**WHAT TO PRODUCE**
Determine how many lines of the data below contain "type", then give only that number.

**LISTING**

====

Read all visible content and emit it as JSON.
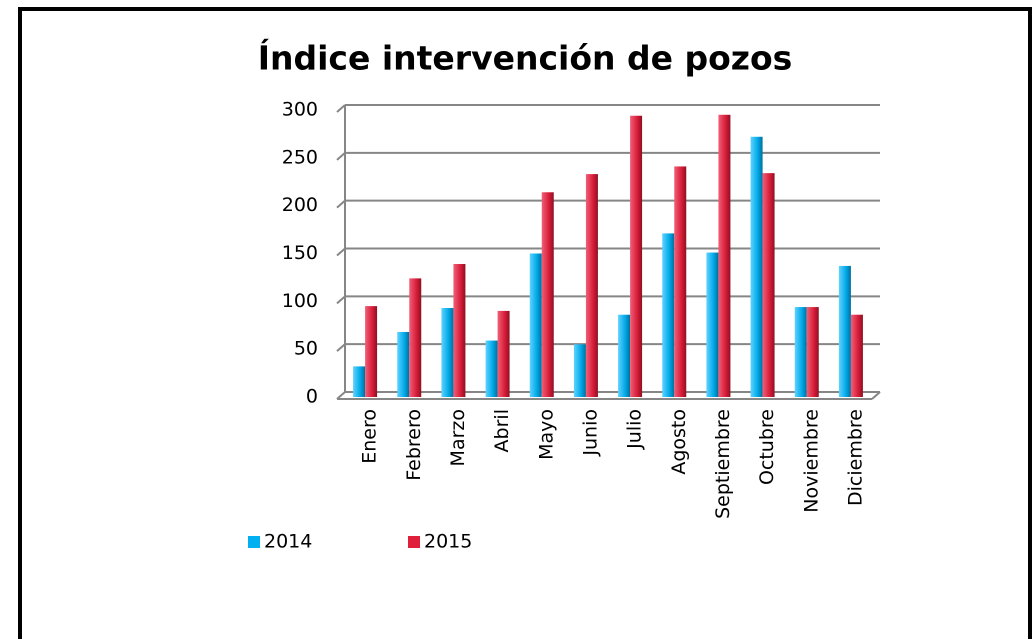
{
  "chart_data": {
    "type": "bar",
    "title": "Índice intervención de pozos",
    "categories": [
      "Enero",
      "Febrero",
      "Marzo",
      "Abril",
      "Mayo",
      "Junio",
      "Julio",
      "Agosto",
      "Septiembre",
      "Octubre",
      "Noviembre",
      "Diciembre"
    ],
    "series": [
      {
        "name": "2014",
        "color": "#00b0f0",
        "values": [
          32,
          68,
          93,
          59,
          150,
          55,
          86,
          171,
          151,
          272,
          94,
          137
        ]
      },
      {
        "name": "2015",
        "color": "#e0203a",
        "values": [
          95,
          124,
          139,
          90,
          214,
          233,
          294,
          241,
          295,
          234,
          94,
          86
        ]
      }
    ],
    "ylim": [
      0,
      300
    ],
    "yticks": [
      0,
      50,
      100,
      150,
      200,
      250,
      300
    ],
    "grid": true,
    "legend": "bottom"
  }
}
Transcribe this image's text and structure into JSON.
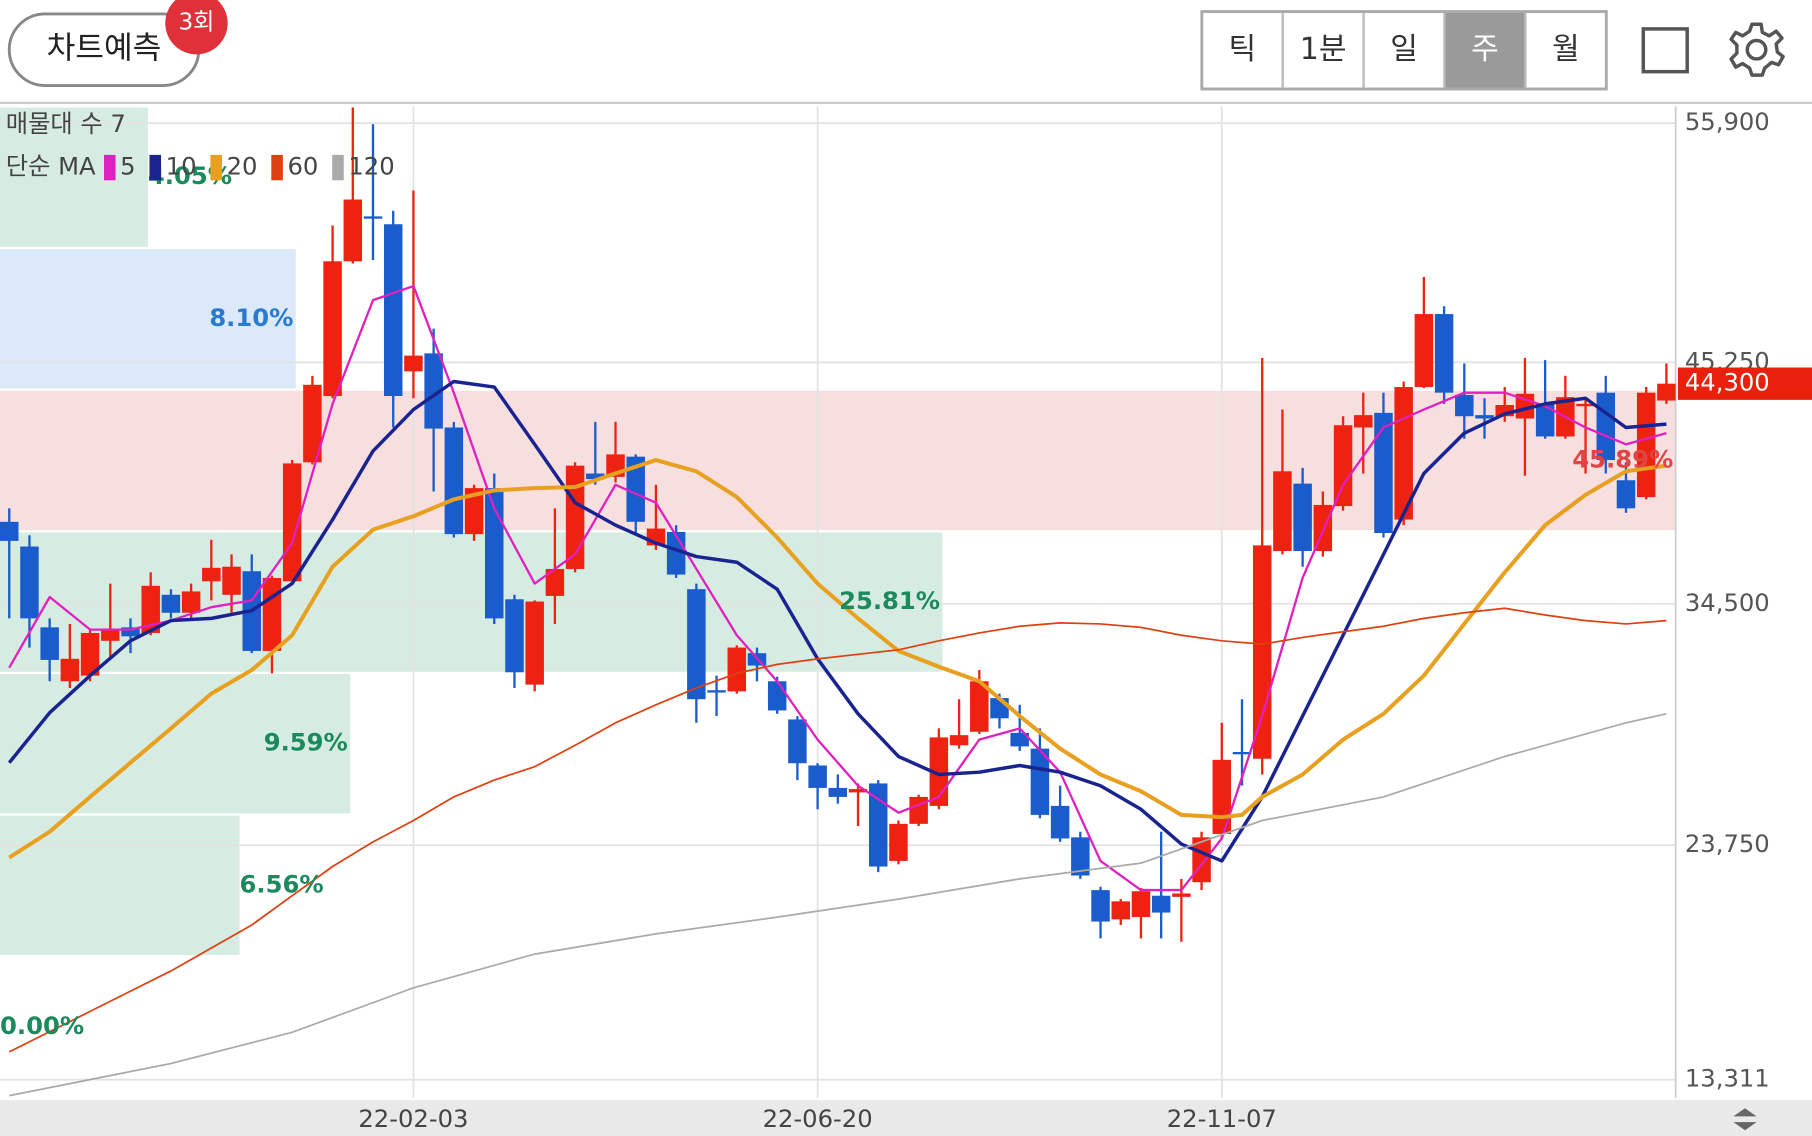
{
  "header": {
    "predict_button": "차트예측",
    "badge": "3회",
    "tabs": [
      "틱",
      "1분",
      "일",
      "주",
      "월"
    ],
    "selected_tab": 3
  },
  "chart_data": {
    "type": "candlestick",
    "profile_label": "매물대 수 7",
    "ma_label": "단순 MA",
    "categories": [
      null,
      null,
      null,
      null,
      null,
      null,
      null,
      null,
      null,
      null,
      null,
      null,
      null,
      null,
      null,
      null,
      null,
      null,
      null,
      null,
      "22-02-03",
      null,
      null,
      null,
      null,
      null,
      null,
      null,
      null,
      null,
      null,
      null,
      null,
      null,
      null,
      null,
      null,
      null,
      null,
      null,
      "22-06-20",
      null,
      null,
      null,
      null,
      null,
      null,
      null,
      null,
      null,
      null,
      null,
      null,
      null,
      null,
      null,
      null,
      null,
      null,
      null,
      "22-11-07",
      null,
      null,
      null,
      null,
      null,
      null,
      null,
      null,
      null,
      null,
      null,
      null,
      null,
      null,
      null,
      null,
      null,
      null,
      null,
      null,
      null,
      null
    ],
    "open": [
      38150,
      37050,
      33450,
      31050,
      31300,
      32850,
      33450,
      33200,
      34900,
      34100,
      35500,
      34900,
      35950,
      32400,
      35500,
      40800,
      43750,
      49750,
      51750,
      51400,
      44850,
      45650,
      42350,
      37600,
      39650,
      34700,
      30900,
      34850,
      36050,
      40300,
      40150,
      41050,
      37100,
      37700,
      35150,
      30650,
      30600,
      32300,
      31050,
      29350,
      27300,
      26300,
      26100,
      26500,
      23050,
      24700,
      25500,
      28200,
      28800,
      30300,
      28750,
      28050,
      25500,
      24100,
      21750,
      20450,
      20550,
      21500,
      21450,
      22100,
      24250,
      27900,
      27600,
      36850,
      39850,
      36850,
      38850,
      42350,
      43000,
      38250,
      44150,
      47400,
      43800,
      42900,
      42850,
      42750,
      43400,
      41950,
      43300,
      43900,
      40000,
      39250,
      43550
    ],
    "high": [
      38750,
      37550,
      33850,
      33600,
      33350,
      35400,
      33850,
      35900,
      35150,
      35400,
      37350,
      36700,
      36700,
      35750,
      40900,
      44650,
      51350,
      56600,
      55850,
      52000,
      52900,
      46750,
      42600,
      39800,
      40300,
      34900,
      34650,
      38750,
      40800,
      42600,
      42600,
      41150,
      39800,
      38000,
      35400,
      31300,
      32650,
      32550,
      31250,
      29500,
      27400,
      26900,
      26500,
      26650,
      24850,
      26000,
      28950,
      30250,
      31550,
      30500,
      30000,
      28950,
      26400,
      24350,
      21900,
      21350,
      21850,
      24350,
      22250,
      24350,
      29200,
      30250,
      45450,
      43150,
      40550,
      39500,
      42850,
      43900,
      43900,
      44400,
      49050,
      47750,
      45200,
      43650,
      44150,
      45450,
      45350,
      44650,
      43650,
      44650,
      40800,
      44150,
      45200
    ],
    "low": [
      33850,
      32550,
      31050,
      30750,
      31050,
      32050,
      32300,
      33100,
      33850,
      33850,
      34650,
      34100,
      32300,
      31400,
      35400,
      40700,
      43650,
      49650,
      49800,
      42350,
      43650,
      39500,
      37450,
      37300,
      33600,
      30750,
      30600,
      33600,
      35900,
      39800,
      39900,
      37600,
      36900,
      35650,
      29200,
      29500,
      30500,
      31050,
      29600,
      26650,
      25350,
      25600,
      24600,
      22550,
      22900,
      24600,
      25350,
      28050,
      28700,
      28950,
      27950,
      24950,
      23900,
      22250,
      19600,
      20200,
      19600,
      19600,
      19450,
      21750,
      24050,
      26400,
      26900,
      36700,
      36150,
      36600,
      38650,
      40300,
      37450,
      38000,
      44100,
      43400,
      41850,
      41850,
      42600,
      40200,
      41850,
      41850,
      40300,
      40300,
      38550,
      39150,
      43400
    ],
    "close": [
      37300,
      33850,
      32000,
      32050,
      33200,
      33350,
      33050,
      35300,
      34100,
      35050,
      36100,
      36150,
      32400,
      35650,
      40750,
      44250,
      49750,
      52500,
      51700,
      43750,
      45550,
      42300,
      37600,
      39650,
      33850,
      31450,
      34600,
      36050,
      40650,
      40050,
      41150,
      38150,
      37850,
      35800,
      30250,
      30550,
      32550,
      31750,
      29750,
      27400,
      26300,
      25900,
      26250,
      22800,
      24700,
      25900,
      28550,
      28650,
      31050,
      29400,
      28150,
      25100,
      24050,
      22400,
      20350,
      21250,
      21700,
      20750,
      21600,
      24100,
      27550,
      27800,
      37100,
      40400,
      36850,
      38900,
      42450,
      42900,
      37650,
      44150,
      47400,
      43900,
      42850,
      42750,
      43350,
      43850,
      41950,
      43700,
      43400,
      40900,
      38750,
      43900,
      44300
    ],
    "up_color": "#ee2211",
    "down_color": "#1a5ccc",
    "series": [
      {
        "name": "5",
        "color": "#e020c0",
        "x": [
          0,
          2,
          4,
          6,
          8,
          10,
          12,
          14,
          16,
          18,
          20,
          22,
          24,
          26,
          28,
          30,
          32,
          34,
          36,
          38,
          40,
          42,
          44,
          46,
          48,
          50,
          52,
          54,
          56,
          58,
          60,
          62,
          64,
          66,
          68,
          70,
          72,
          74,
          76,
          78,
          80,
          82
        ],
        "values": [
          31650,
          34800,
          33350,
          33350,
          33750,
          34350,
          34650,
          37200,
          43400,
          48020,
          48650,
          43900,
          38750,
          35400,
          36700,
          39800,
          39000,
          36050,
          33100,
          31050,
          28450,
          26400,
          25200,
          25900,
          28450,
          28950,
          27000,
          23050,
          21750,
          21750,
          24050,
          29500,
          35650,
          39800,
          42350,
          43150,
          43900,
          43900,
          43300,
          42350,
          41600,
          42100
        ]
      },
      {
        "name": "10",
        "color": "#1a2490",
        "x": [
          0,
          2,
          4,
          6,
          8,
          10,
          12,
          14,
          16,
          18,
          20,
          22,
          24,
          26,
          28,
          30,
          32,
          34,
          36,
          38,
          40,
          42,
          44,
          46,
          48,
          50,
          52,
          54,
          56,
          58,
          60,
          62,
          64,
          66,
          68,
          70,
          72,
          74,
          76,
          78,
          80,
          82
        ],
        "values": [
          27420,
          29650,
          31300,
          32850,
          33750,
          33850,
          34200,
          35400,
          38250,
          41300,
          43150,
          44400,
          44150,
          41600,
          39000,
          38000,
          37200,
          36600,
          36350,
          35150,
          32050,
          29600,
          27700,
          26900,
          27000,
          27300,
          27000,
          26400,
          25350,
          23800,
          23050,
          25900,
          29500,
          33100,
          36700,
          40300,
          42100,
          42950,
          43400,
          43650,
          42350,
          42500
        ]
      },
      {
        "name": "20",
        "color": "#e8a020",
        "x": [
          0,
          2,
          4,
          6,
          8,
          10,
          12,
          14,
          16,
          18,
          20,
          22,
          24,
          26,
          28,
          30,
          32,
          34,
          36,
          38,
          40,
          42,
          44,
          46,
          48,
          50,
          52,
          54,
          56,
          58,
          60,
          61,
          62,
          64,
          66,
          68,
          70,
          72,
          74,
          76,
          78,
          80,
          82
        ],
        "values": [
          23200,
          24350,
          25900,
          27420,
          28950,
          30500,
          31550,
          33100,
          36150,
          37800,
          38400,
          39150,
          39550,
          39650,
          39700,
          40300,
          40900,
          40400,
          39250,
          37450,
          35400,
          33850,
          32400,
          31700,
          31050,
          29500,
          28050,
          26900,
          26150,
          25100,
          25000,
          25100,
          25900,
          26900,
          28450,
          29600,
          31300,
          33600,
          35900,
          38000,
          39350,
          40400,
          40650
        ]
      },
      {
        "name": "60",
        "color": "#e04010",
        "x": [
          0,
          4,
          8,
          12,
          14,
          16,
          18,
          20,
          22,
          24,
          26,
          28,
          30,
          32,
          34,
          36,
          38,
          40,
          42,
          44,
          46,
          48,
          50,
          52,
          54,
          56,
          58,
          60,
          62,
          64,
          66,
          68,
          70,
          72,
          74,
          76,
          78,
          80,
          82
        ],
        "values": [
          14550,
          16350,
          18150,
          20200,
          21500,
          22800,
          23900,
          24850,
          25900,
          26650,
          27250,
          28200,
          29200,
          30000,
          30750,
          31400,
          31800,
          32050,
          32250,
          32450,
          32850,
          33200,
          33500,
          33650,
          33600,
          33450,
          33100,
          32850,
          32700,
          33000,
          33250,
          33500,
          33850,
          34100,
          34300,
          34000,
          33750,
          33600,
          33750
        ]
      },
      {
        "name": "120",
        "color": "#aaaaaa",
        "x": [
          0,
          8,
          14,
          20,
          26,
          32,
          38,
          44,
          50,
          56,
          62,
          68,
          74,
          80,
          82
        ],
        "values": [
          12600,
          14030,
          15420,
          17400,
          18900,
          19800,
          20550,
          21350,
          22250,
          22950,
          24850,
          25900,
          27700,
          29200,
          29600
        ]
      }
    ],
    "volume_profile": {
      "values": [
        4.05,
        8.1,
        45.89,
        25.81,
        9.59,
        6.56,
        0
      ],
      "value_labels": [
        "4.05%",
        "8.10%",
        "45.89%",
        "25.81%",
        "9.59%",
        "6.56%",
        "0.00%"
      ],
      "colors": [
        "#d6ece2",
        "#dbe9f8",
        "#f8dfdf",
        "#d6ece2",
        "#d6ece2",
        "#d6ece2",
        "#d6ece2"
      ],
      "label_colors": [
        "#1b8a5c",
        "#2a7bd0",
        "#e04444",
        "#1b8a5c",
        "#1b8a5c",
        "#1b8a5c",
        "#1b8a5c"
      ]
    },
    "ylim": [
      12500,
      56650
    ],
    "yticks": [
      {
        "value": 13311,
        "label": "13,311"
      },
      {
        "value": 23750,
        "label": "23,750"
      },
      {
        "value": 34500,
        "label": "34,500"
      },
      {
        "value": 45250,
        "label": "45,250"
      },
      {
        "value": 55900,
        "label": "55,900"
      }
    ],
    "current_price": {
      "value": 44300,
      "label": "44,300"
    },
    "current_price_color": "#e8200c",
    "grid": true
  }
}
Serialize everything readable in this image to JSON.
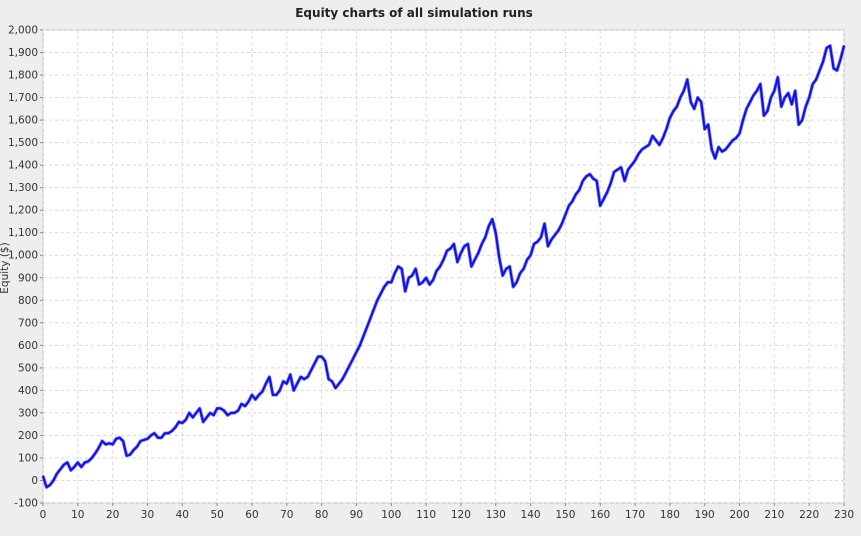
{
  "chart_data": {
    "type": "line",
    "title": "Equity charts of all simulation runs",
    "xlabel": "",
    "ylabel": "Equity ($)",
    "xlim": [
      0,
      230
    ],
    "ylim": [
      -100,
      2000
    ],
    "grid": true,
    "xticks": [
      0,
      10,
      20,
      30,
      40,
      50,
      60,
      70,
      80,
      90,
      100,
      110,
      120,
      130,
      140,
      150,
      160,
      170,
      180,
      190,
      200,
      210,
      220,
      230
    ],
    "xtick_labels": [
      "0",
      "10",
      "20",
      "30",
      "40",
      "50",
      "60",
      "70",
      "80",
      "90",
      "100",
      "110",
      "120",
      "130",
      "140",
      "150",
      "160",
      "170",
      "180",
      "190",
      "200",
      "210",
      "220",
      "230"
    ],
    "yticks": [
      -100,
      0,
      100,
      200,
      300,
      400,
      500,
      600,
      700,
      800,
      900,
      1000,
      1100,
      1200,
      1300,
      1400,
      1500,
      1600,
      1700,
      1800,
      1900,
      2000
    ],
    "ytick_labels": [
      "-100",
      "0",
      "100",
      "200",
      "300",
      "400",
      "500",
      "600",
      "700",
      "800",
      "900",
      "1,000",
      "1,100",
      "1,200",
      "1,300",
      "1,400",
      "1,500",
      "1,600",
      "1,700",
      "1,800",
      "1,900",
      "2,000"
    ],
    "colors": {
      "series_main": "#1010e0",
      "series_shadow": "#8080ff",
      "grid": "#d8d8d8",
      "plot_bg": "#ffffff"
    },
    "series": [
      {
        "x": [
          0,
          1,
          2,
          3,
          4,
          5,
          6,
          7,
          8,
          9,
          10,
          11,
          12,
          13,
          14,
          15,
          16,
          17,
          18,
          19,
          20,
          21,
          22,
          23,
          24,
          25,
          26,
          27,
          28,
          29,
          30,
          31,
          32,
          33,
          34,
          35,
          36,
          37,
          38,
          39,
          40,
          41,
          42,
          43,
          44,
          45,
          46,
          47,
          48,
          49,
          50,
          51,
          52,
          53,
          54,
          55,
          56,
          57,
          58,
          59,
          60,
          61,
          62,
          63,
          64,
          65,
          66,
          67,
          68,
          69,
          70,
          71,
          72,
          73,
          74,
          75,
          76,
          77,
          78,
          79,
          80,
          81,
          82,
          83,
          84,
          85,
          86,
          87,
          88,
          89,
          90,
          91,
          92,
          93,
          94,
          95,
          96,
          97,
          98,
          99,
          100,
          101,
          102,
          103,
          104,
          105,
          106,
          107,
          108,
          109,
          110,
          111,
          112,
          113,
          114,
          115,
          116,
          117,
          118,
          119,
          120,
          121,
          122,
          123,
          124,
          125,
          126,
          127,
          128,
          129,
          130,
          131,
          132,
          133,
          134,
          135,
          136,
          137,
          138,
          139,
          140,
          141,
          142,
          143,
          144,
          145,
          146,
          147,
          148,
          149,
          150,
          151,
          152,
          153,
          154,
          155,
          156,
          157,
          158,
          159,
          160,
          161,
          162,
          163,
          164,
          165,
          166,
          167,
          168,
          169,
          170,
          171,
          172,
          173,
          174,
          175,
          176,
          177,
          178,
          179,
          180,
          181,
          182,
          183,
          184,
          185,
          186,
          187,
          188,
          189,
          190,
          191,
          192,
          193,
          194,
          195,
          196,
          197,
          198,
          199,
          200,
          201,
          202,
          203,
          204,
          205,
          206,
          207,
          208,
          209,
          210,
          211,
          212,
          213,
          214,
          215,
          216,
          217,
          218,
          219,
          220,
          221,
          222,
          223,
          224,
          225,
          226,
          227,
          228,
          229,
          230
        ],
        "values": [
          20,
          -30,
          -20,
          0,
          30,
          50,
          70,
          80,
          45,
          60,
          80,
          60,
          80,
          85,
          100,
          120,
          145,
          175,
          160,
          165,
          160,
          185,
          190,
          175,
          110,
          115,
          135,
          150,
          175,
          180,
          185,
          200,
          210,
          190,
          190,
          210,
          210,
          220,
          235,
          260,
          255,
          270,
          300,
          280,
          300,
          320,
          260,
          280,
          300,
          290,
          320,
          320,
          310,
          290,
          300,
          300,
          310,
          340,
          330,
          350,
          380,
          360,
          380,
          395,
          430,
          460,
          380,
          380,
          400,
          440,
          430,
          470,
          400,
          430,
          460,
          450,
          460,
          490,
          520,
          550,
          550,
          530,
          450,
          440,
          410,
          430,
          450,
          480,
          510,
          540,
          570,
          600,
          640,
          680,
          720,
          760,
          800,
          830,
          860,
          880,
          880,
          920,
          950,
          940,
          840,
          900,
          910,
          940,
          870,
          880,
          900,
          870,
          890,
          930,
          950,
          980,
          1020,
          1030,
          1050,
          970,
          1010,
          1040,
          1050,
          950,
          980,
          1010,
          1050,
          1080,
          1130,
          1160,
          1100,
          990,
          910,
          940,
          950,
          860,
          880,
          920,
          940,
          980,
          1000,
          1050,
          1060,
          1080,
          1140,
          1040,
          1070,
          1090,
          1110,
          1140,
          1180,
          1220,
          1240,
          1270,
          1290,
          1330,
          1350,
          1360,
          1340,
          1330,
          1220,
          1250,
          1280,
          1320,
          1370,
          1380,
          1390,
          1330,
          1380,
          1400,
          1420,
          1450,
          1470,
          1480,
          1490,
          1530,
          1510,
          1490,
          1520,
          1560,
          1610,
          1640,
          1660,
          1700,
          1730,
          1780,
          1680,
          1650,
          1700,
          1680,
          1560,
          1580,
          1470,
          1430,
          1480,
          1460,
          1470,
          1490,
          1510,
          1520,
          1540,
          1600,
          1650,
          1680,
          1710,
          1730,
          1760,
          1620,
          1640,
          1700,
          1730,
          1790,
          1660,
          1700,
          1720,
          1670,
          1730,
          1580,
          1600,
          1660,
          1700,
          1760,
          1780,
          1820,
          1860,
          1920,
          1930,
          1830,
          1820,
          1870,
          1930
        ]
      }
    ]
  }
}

====

**TASK OUTPUT**
3